**INPUT DATA**

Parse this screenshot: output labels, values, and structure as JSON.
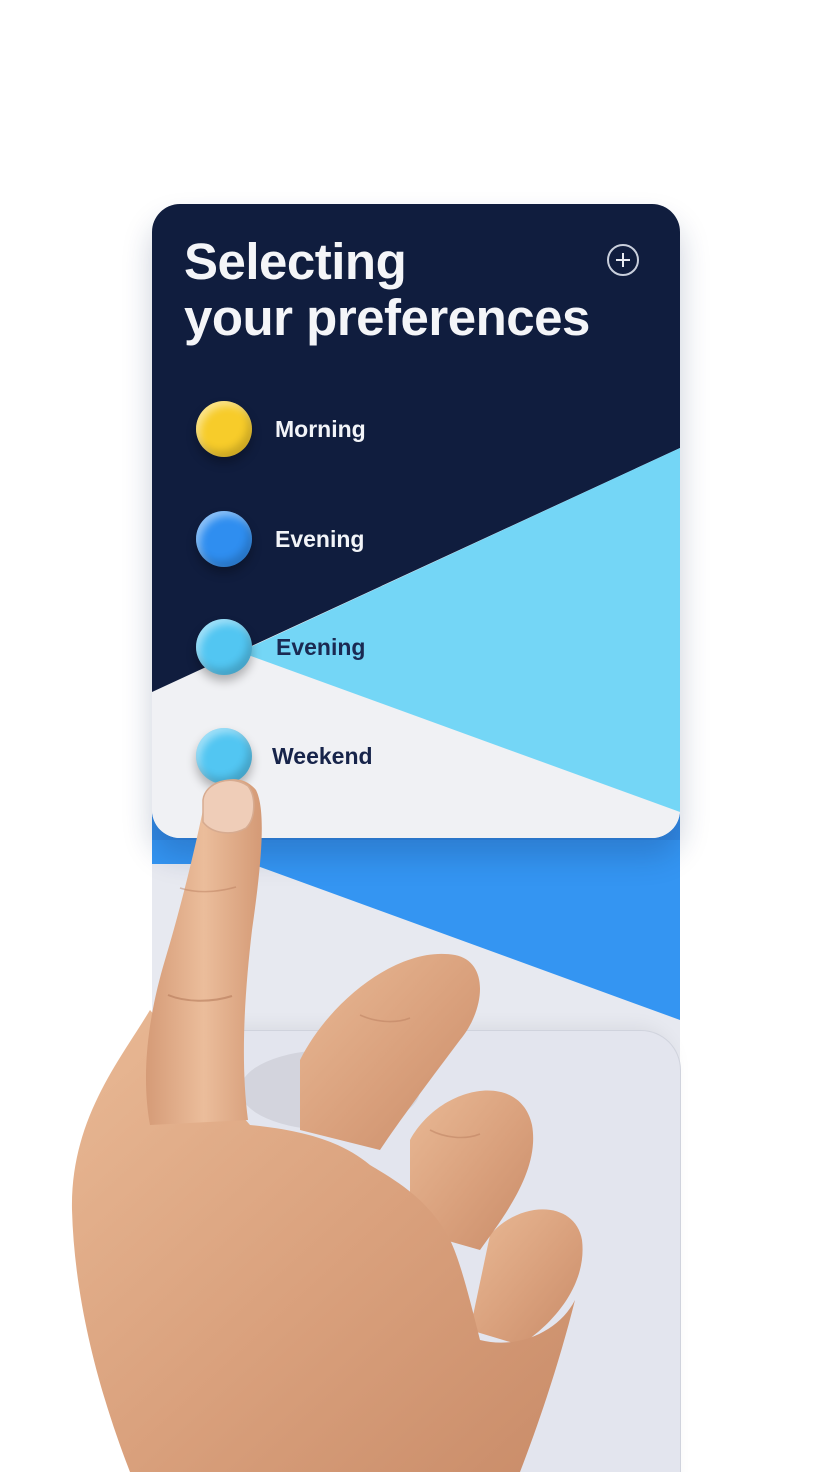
{
  "card": {
    "title_line1": "Selecting",
    "title_line2": "your preferences",
    "add_icon": "plus-circle-icon",
    "options": [
      {
        "label": "Morning",
        "color": "#f7cc2a"
      },
      {
        "label": "Evening",
        "color": "#2f8ef0"
      },
      {
        "label": "Evening",
        "color": "#52c6f2"
      },
      {
        "label": "Weekend",
        "color": "#52c6f2"
      }
    ]
  },
  "colors": {
    "navy": "#101d3e",
    "sky": "#74d6f6",
    "blue": "#3495f2",
    "card_white": "#f0f1f4",
    "panel": "#e7e9f0"
  }
}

**WHAT IS ASKED**
Please transcribe the material above exactly as written. Leave the pictures out.

**SOLUTION FOR THIS TASK**
Parse this screenshot: output labels, values, and structure as JSON.
{
  "card": {
    "title_line1": "Selecting",
    "title_line2": "your preferences",
    "add_icon": "plus-circle-icon",
    "options": [
      {
        "label": "Morning",
        "color": "#f7cc2a"
      },
      {
        "label": "Evening",
        "color": "#2f8ef0"
      },
      {
        "label": "Evening",
        "color": "#52c6f2"
      },
      {
        "label": "Weekend",
        "color": "#52c6f2"
      }
    ]
  },
  "colors": {
    "navy": "#101d3e",
    "sky": "#74d6f6",
    "blue": "#3495f2",
    "card_white": "#f0f1f4",
    "panel": "#e7e9f0"
  }
}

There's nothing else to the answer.